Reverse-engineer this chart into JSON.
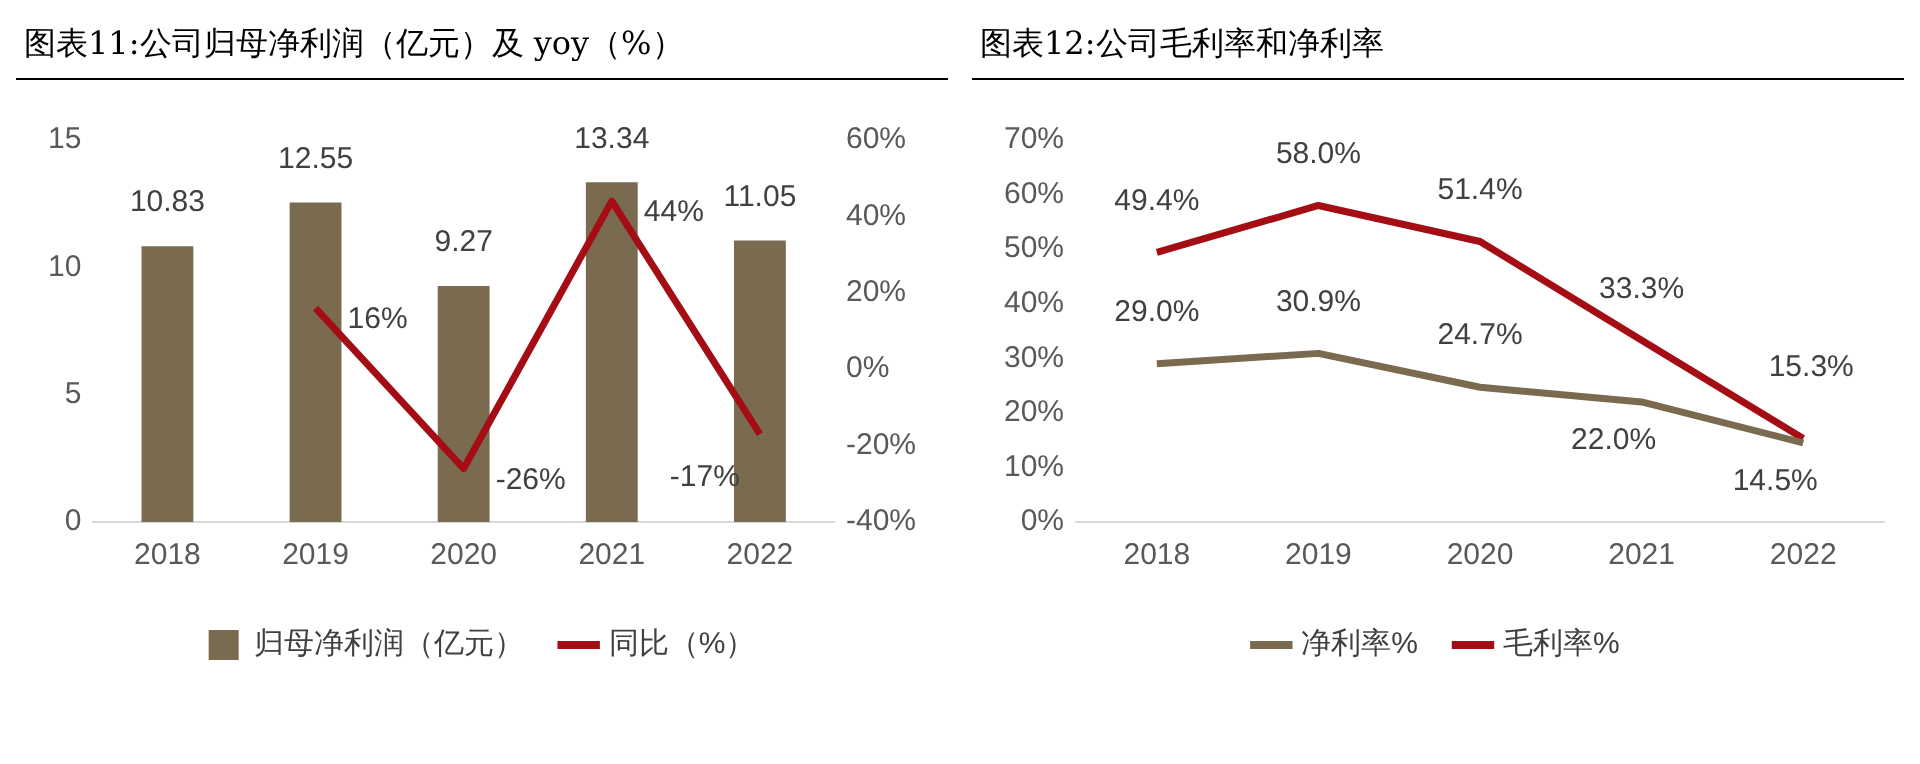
{
  "chart_data": [
    {
      "type": "bar",
      "title": "图表11:公司归母净利润（亿元）及 yoy（%）",
      "categories": [
        "2018",
        "2019",
        "2020",
        "2021",
        "2022"
      ],
      "series": [
        {
          "name": "归母净利润（亿元）",
          "type": "bar",
          "color": "#7a6a4f",
          "values": [
            10.83,
            12.55,
            9.27,
            13.34,
            11.05
          ]
        },
        {
          "name": "同比（%）",
          "type": "line",
          "axis": "y2",
          "color": "#a50d14",
          "values": [
            null,
            16,
            -26,
            44,
            -17
          ],
          "value_labels": [
            null,
            "16%",
            "-26%",
            "44%",
            "-17%"
          ]
        }
      ],
      "ylim": [
        0,
        15
      ],
      "yticks": [
        0,
        5,
        10,
        15
      ],
      "y2lim": [
        -40,
        60
      ],
      "y2ticks": [
        {
          "value": -40,
          "label": "-40%"
        },
        {
          "value": -20,
          "label": "-20%"
        },
        {
          "value": 0,
          "label": "0%"
        },
        {
          "value": 20,
          "label": "20%"
        },
        {
          "value": 40,
          "label": "40%"
        },
        {
          "value": 60,
          "label": "60%"
        }
      ],
      "data_labels": true,
      "grid": false,
      "legend": "bottom",
      "marker": "none"
    },
    {
      "type": "line",
      "title": "图表12:公司毛利率和净利率",
      "categories": [
        "2018",
        "2019",
        "2020",
        "2021",
        "2022"
      ],
      "series": [
        {
          "name": "净利率%",
          "color": "#7a6a4f",
          "values": [
            29.0,
            30.9,
            24.7,
            22.0,
            14.5
          ],
          "value_labels": [
            "29.0%",
            "30.9%",
            "24.7%",
            "22.0%",
            "14.5%"
          ]
        },
        {
          "name": "毛利率%",
          "color": "#a50d14",
          "values": [
            49.4,
            58.0,
            51.4,
            33.3,
            15.3
          ],
          "value_labels": [
            "49.4%",
            "58.0%",
            "51.4%",
            "33.3%",
            "15.3%"
          ]
        }
      ],
      "ylim": [
        0,
        70
      ],
      "yticks": [
        {
          "value": 0,
          "label": "0%"
        },
        {
          "value": 10,
          "label": "10%"
        },
        {
          "value": 20,
          "label": "20%"
        },
        {
          "value": 30,
          "label": "30%"
        },
        {
          "value": 40,
          "label": "40%"
        },
        {
          "value": 50,
          "label": "50%"
        },
        {
          "value": 60,
          "label": "60%"
        },
        {
          "value": 70,
          "label": "70%"
        }
      ],
      "grid": false,
      "legend": "bottom",
      "marker": "none"
    }
  ]
}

[GIVEN EXERCISE]:
Select every line in the records above that contains the word "title".

[RIGHT ANSWER]:
      "title": "图表11:公司归母净利润（亿元）及 yoy（%）",
      "title": "图表12:公司毛利率和净利率",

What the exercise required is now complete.